** START RECORDS SHOWN **

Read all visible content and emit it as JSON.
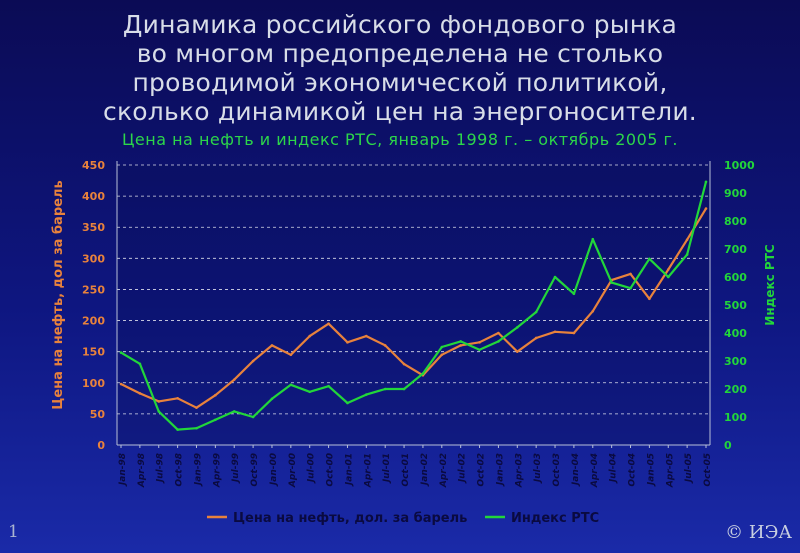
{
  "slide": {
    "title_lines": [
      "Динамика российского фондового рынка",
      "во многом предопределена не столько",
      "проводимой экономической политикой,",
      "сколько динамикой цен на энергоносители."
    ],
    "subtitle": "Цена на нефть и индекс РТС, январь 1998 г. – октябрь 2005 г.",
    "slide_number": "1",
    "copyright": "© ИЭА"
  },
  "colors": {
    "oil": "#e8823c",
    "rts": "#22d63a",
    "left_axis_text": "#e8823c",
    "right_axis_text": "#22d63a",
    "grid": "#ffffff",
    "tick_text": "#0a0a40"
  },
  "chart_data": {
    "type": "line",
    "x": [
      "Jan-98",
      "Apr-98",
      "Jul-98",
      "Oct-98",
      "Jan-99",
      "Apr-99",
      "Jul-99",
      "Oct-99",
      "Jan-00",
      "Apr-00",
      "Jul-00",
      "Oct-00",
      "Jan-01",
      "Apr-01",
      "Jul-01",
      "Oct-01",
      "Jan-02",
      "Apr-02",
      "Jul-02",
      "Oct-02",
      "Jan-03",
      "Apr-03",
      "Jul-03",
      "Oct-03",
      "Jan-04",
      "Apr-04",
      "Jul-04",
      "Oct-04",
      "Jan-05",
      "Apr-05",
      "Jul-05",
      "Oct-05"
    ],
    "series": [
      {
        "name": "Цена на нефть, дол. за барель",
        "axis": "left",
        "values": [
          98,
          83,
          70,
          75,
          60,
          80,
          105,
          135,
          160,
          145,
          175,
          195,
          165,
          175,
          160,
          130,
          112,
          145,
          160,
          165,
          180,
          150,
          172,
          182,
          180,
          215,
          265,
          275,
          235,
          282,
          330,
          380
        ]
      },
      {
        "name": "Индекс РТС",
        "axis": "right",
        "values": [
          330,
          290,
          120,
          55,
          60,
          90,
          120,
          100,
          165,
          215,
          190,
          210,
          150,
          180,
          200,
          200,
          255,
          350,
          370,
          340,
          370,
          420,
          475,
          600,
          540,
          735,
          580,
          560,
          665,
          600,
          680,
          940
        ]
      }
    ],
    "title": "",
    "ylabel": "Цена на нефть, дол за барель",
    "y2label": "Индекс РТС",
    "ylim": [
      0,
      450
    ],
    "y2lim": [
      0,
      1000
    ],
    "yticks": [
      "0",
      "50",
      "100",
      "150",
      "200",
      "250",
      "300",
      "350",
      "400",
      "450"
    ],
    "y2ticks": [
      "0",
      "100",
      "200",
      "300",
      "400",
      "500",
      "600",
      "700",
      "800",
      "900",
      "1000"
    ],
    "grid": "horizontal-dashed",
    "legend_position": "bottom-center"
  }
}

** END RECORDS SHOWN **

CHALLENGE:
Every entry must be written out exactly, with all pictures left out.

RESPONSE TO THIS EXERCISE:
Read all visible content and emit it as JSON.
{
  "slide": {
    "title_lines": [
      "Динамика российского фондового рынка",
      "во многом предопределена не столько",
      "проводимой экономической политикой,",
      "сколько динамикой цен на энергоносители."
    ],
    "subtitle": "Цена на нефть и индекс РТС, январь 1998 г. – октябрь 2005 г.",
    "slide_number": "1",
    "copyright": "© ИЭА"
  },
  "colors": {
    "oil": "#e8823c",
    "rts": "#22d63a",
    "left_axis_text": "#e8823c",
    "right_axis_text": "#22d63a",
    "grid": "#ffffff",
    "tick_text": "#0a0a40"
  },
  "chart_data": {
    "type": "line",
    "x": [
      "Jan-98",
      "Apr-98",
      "Jul-98",
      "Oct-98",
      "Jan-99",
      "Apr-99",
      "Jul-99",
      "Oct-99",
      "Jan-00",
      "Apr-00",
      "Jul-00",
      "Oct-00",
      "Jan-01",
      "Apr-01",
      "Jul-01",
      "Oct-01",
      "Jan-02",
      "Apr-02",
      "Jul-02",
      "Oct-02",
      "Jan-03",
      "Apr-03",
      "Jul-03",
      "Oct-03",
      "Jan-04",
      "Apr-04",
      "Jul-04",
      "Oct-04",
      "Jan-05",
      "Apr-05",
      "Jul-05",
      "Oct-05"
    ],
    "series": [
      {
        "name": "Цена на нефть, дол. за барель",
        "axis": "left",
        "values": [
          98,
          83,
          70,
          75,
          60,
          80,
          105,
          135,
          160,
          145,
          175,
          195,
          165,
          175,
          160,
          130,
          112,
          145,
          160,
          165,
          180,
          150,
          172,
          182,
          180,
          215,
          265,
          275,
          235,
          282,
          330,
          380
        ]
      },
      {
        "name": "Индекс РТС",
        "axis": "right",
        "values": [
          330,
          290,
          120,
          55,
          60,
          90,
          120,
          100,
          165,
          215,
          190,
          210,
          150,
          180,
          200,
          200,
          255,
          350,
          370,
          340,
          370,
          420,
          475,
          600,
          540,
          735,
          580,
          560,
          665,
          600,
          680,
          940
        ]
      }
    ],
    "title": "",
    "ylabel": "Цена на нефть, дол за барель",
    "y2label": "Индекс РТС",
    "ylim": [
      0,
      450
    ],
    "y2lim": [
      0,
      1000
    ],
    "yticks": [
      "0",
      "50",
      "100",
      "150",
      "200",
      "250",
      "300",
      "350",
      "400",
      "450"
    ],
    "y2ticks": [
      "0",
      "100",
      "200",
      "300",
      "400",
      "500",
      "600",
      "700",
      "800",
      "900",
      "1000"
    ],
    "grid": "horizontal-dashed",
    "legend_position": "bottom-center"
  }
}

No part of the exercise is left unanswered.